_Stated task:_
Set out every line of the data below as a numbered list, omitting any blank lines.

_Supplied entries:_
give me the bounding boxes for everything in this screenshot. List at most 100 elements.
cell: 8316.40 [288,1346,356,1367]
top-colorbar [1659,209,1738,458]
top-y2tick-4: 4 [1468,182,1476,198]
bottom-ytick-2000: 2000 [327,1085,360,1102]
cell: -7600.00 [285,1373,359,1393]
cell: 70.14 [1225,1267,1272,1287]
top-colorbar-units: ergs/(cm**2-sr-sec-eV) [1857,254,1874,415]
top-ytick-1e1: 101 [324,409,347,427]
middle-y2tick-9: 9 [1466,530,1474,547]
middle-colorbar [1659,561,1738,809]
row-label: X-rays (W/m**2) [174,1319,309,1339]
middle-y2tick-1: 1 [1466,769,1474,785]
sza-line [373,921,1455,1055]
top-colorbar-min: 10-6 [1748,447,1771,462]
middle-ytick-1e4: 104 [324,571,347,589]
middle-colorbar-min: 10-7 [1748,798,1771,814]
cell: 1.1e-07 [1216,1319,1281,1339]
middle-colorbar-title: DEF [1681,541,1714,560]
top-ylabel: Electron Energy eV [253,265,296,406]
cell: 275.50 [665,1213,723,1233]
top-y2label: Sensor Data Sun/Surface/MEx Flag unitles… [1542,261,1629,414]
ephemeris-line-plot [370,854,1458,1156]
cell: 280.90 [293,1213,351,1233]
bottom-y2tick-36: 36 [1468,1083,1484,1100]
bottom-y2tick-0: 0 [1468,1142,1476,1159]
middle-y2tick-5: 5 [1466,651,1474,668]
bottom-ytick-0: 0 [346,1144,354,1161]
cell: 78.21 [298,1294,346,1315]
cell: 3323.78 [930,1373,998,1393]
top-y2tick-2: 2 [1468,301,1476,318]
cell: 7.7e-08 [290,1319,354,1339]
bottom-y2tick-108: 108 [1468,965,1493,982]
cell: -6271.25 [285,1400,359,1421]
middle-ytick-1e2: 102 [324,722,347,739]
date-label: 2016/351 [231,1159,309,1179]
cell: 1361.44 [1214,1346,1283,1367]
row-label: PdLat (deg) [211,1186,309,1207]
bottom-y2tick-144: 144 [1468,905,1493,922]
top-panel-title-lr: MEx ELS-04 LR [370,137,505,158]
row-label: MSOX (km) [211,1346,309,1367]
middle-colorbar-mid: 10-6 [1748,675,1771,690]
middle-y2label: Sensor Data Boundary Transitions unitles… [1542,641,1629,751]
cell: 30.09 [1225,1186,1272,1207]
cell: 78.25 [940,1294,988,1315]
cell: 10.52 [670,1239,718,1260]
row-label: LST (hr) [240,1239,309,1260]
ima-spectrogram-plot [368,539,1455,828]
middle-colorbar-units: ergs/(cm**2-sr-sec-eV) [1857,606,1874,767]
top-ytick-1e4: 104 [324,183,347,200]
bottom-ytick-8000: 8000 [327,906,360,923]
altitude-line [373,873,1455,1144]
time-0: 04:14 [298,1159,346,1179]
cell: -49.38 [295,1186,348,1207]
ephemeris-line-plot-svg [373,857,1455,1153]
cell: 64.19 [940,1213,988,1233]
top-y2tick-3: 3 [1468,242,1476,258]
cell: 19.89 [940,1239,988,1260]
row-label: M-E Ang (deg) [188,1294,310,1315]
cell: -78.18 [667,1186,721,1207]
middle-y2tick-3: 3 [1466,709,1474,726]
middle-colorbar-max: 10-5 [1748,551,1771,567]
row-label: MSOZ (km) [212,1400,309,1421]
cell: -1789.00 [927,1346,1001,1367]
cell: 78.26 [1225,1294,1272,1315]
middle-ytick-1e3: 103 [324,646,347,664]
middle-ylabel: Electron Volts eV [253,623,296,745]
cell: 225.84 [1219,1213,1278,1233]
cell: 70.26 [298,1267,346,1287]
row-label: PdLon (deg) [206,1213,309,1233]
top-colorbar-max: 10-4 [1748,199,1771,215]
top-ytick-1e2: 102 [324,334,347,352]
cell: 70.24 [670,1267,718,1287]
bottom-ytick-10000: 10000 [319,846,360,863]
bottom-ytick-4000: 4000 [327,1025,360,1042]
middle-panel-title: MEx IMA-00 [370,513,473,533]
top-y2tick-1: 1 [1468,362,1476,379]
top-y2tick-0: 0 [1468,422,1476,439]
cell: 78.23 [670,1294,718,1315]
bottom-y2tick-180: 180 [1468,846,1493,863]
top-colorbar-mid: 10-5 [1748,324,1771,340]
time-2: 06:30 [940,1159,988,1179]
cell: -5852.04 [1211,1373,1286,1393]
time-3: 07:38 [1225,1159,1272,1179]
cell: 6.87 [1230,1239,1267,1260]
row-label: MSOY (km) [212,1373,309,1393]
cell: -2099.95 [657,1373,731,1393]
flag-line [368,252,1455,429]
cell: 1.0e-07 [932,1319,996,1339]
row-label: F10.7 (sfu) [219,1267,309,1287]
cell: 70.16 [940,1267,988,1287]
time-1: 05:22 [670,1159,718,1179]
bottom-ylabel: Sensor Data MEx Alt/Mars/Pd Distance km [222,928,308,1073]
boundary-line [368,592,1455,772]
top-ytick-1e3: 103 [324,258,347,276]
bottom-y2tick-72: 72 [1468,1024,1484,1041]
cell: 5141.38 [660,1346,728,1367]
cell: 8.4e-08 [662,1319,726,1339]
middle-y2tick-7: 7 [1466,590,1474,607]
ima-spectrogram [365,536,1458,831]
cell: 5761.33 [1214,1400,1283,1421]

_Answer below:_
1. give me the bounding boxes for everything in this screenshot. List at most 100 elements.
2. cell: 8316.40 [288,1346,356,1367]
3. top-colorbar [1659,209,1738,458]
4. top-y2tick-4: 4 [1468,182,1476,198]
5. bottom-ytick-2000: 2000 [327,1085,360,1102]
6. cell: -7600.00 [285,1373,359,1393]
7. cell: 70.14 [1225,1267,1272,1287]
8. top-colorbar-units: ergs/(cm**2-sr-sec-eV) [1857,254,1874,415]
9. top-ytick-1e1: 101 [324,409,347,427]
10. middle-y2tick-9: 9 [1466,530,1474,547]
11. middle-colorbar [1659,561,1738,809]
12. row-label: X-rays (W/m**2) [174,1319,309,1339]
13. middle-y2tick-1: 1 [1466,769,1474,785]
14. sza-line [373,921,1455,1055]
15. top-colorbar-min: 10-6 [1748,447,1771,462]
16. middle-ytick-1e4: 104 [324,571,347,589]
17. middle-colorbar-min: 10-7 [1748,798,1771,814]
18. cell: 1.1e-07 [1216,1319,1281,1339]
19. middle-colorbar-title: DEF [1681,541,1714,560]
20. top-ylabel: Electron Energy eV [253,265,296,406]
21. cell: 275.50 [665,1213,723,1233]
22. top-y2label: Sensor Data Sun/Surface/MEx Flag unitles… [1542,261,1629,414]
23. ephemeris-line-plot [370,854,1458,1156]
24. cell: 280.90 [293,1213,351,1233]
25. bottom-y2tick-36: 36 [1468,1083,1484,1100]
26. bottom-y2tick-0: 0 [1468,1142,1476,1159]
27. middle-y2tick-5: 5 [1466,651,1474,668]
28. bottom-ytick-0: 0 [346,1144,354,1161]
29. cell: 78.21 [298,1294,346,1315]
30. cell: 3323.78 [930,1373,998,1393]
31. top-y2tick-2: 2 [1468,301,1476,318]
32. cell: 7.7e-08 [290,1319,354,1339]
33. bottom-y2tick-108: 108 [1468,965,1493,982]
34. cell: -6271.25 [285,1400,359,1421]
35. middle-ytick-1e2: 102 [324,722,347,739]
36. date-label: 2016/351 [231,1159,309,1179]
37. cell: 1361.44 [1214,1346,1283,1367]
38. row-label: PdLat (deg) [211,1186,309,1207]
39. bottom-y2tick-144: 144 [1468,905,1493,922]
40. top-panel-title-lr: MEx ELS-04 LR [370,137,505,158]
41. row-label: MSOX (km) [211,1346,309,1367]
42. middle-colorbar-mid: 10-6 [1748,675,1771,690]
43. middle-y2label: Sensor Data Boundary Transitions unitles… [1542,641,1629,751]
44. cell: 30.09 [1225,1186,1272,1207]
45. cell: 78.25 [940,1294,988,1315]
46. cell: 10.52 [670,1239,718,1260]
47. row-label: LST (hr) [240,1239,309,1260]
48. ima-spectrogram-plot [368,539,1455,828]
49. middle-colorbar-units: ergs/(cm**2-sr-sec-eV) [1857,606,1874,767]
50. top-ytick-1e4: 104 [324,183,347,200]
51. bottom-ytick-8000: 8000 [327,906,360,923]
52. altitude-line [373,873,1455,1144]
53. time-0: 04:14 [298,1159,346,1179]
54. cell: -49.38 [295,1186,348,1207]
55. ephemeris-line-plot-svg [373,857,1455,1153]
56. cell: 64.19 [940,1213,988,1233]
57. top-y2tick-3: 3 [1468,242,1476,258]
58. cell: 19.89 [940,1239,988,1260]
59. row-label: M-E Ang (deg) [188,1294,310,1315]
60. cell: -78.18 [667,1186,721,1207]
61. middle-y2tick-3: 3 [1466,709,1474,726]
62. middle-colorbar-max: 10-5 [1748,551,1771,567]
63. row-label: MSOZ (km) [212,1400,309,1421]
64. cell: -1789.00 [927,1346,1001,1367]
65. cell: 78.26 [1225,1294,1272,1315]
66. middle-ytick-1e3: 103 [324,646,347,664]
67. middle-ylabel: Electron Volts eV [253,623,296,745]
68. cell: 225.84 [1219,1213,1278,1233]
69. cell: 70.26 [298,1267,346,1287]
70. row-label: PdLon (deg) [206,1213,309,1233]
71. top-colorbar-max: 10-4 [1748,199,1771,215]
72. top-ytick-1e2: 102 [324,334,347,352]
73. cell: 70.24 [670,1267,718,1287]
74. bottom-ytick-10000: 10000 [319,846,360,863]
75. bottom-ytick-4000: 4000 [327,1025,360,1042]
76. middle-panel-title: MEx IMA-00 [370,513,473,533]
77. top-y2tick-1: 1 [1468,362,1476,379]
78. top-y2tick-0: 0 [1468,422,1476,439]
79. cell: 78.23 [670,1294,718,1315]
80. bottom-y2tick-180: 180 [1468,846,1493,863]
81. top-colorbar-mid: 10-5 [1748,324,1771,340]
82. time-2: 06:30 [940,1159,988,1179]
83. cell: -5852.04 [1211,1373,1286,1393]
84. time-3: 07:38 [1225,1159,1272,1179]
85. cell: 6.87 [1230,1239,1267,1260]
86. row-label: MSOY (km) [212,1373,309,1393]
87. cell: -2099.95 [657,1373,731,1393]
88. flag-line [368,252,1455,429]
89. cell: 1.0e-07 [932,1319,996,1339]
90. row-label: F10.7 (sfu) [219,1267,309,1287]
91. cell: 70.16 [940,1267,988,1287]
92. time-1: 05:22 [670,1159,718,1179]
93. bottom-ylabel: Sensor Data MEx Alt/Mars/Pd Distance km [222,928,308,1073]
94. boundary-line [368,592,1455,772]
95. top-ytick-1e3: 103 [324,258,347,276]
96. bottom-y2tick-72: 72 [1468,1024,1484,1041]
97. cell: 5141.38 [660,1346,728,1367]
98. cell: 8.4e-08 [662,1319,726,1339]
99. middle-y2tick-7: 7 [1466,590,1474,607]
100. ima-spectrogram [365,536,1458,831]
101. cell: 5761.33 [1214,1400,1283,1421]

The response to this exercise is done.